What is needed :: Return every line of the records below verbatim, with no pictures in the copy.

Data items:

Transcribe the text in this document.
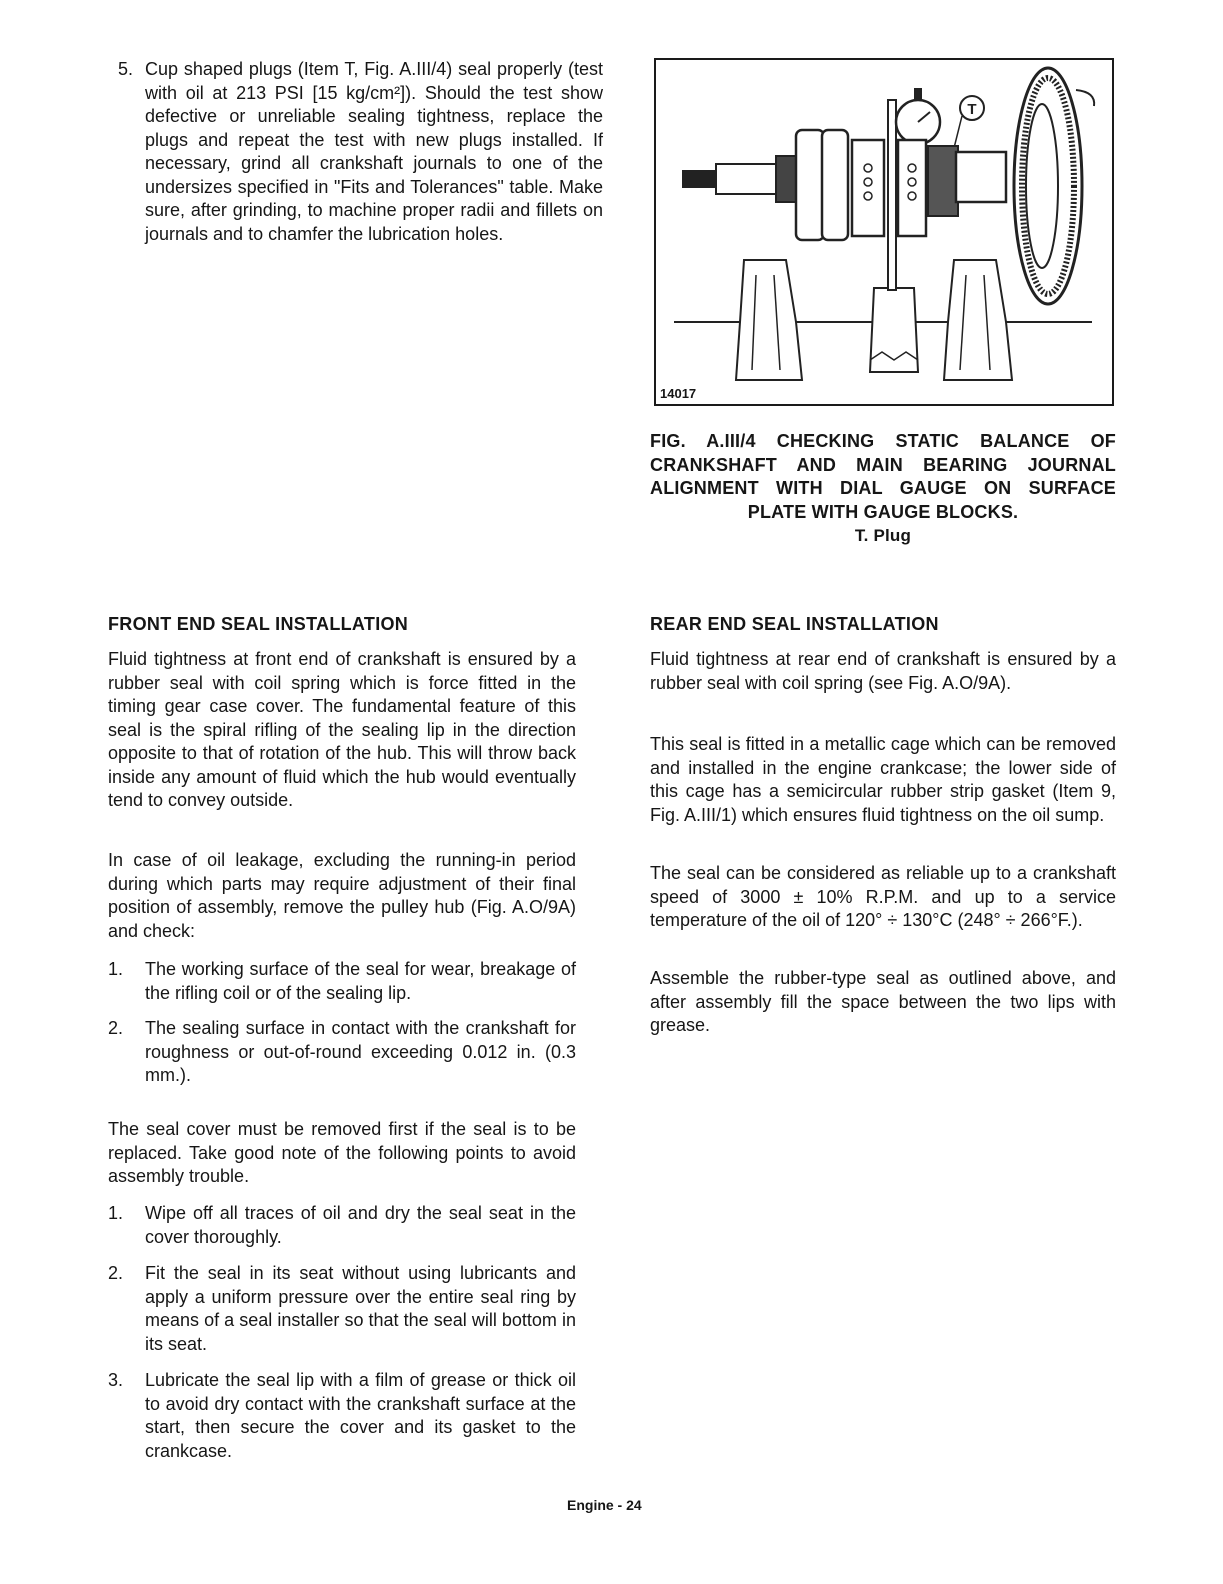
5. Cup shaped plugs (Item T, Fig. A.III/4) seal properly (test with oil at 213 PSI [15 kg/cm²]). Should the test show defective or unreliable sealing tightness, replace the plugs and repeat the test with new plugs installed. If necessary, grind all crankshaft journals to one of the undersizes specified in "Fits and Tolerances" table. Make sure, after grinding, to machine proper radii and fillets on journals and to chamfer the lubrication holes.
T
14017
FIG. A.III/4 CHECKING STATIC BALANCE OF CRANKSHAFT AND MAIN BEARING JOURNAL ALIGNMENT WITH DIAL GAUGE ON SURFACE PLATE WITH GAUGE BLOCKS.
T. Plug
FRONT END SEAL INSTALLATION

Fluid tightness at front end of crankshaft is ensured by a rubber seal with coil spring which is force fitted in the timing gear case cover. The fundamental feature of this seal is the spiral rifling of the sealing lip in the direction opposite to that of rotation of the hub. This will throw back inside any amount of fluid which the hub would eventually tend to convey outside.

In case of oil leakage, excluding the running-in period during which parts may require adjustment of their final position of assembly, remove the pulley hub (Fig. A.O/9A) and check:

1. The working surface of the seal for wear, breakage of the rifling coil or of the sealing lip.
2. The sealing surface in contact with the crankshaft for roughness or out-of-round exceeding 0.012 in. (0.3 mm.).

The seal cover must be removed first if the seal is to be replaced. Take good note of the following points to avoid assembly trouble.

1. Wipe off all traces of oil and dry the seal seat in the cover thoroughly.
2. Fit the seal in its seat without using lubricants and apply a uniform pressure over the entire seal ring by means of a seal installer so that the seal will bottom in its seat.
3. Lubricate the seal lip with a film of grease or thick oil to avoid dry contact with the crankshaft surface at the start, then secure the cover and its gasket to the crankcase.
REAR END SEAL INSTALLATION

Fluid tightness at rear end of crankshaft is ensured by a rubber seal with coil spring (see Fig. A.O/9A).

This seal is fitted in a metallic cage which can be removed and installed in the engine crankcase; the lower side of this cage has a semicircular rubber strip gasket (Item 9, Fig. A.III/1) which ensures fluid tightness on the oil sump.

The seal can be considered as reliable up to a crankshaft speed of 3000 ± 10% R.P.M. and up to a service temperature of the oil of 120° ÷ 130°C (248° ÷ 266°F.).

Assemble the rubber-type seal as outlined above, and after assembly fill the space between the two lips with grease.

Engine - 24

Written solution ::
Transcribe the text in this document.
5. Cup shaped plugs (Item T, Fig. A.III/4) seal properly (test with oil at 213 PSI [15 kg/cm²]). Should the test show defective or unreliable sealing tightness, replace the plugs and repeat the test with new plugs installed. If necessary, grind all crankshaft journals to one of the undersizes specified in "Fits and Tolerances" table. Make sure, after grinding, to machine proper radii and fillets on journals and to chamfer the lubrication holes.
T
14017
FIG. A.III/4 CHECKING STATIC BALANCE OF CRANKSHAFT AND MAIN BEARING JOURNAL ALIGNMENT WITH DIAL GAUGE ON SURFACE PLATE WITH GAUGE BLOCKS.
T. Plug
FRONT END SEAL INSTALLATION

Fluid tightness at front end of crankshaft is ensured by a rubber seal with coil spring which is force fitted in the timing gear case cover. The fundamental feature of this seal is the spiral rifling of the sealing lip in the direction opposite to that of rotation of the hub. This will throw back inside any amount of fluid which the hub would eventually tend to convey outside.

In case of oil leakage, excluding the running-in period during which parts may require adjustment of their final position of assembly, remove the pulley hub (Fig. A.O/9A) and check:

1. The working surface of the seal for wear, breakage of the rifling coil or of the sealing lip.
2. The sealing surface in contact with the crankshaft for roughness or out-of-round exceeding 0.012 in. (0.3 mm.).

The seal cover must be removed first if the seal is to be replaced. Take good note of the following points to avoid assembly trouble.

1. Wipe off all traces of oil and dry the seal seat in the cover thoroughly.
2. Fit the seal in its seat without using lubricants and apply a uniform pressure over the entire seal ring by means of a seal installer so that the seal will bottom in its seat.
3. Lubricate the seal lip with a film of grease or thick oil to avoid dry contact with the crankshaft surface at the start, then secure the cover and its gasket to the crankcase.
REAR END SEAL INSTALLATION

Fluid tightness at rear end of crankshaft is ensured by a rubber seal with coil spring (see Fig. A.O/9A).

This seal is fitted in a metallic cage which can be removed and installed in the engine crankcase; the lower side of this cage has a semicircular rubber strip gasket (Item 9, Fig. A.III/1) which ensures fluid tightness on the oil sump.

The seal can be considered as reliable up to a crankshaft speed of 3000 ± 10% R.P.M. and up to a service temperature of the oil of 120° ÷ 130°C (248° ÷ 266°F.).

Assemble the rubber-type seal as outlined above, and after assembly fill the space between the two lips with grease.

Engine - 24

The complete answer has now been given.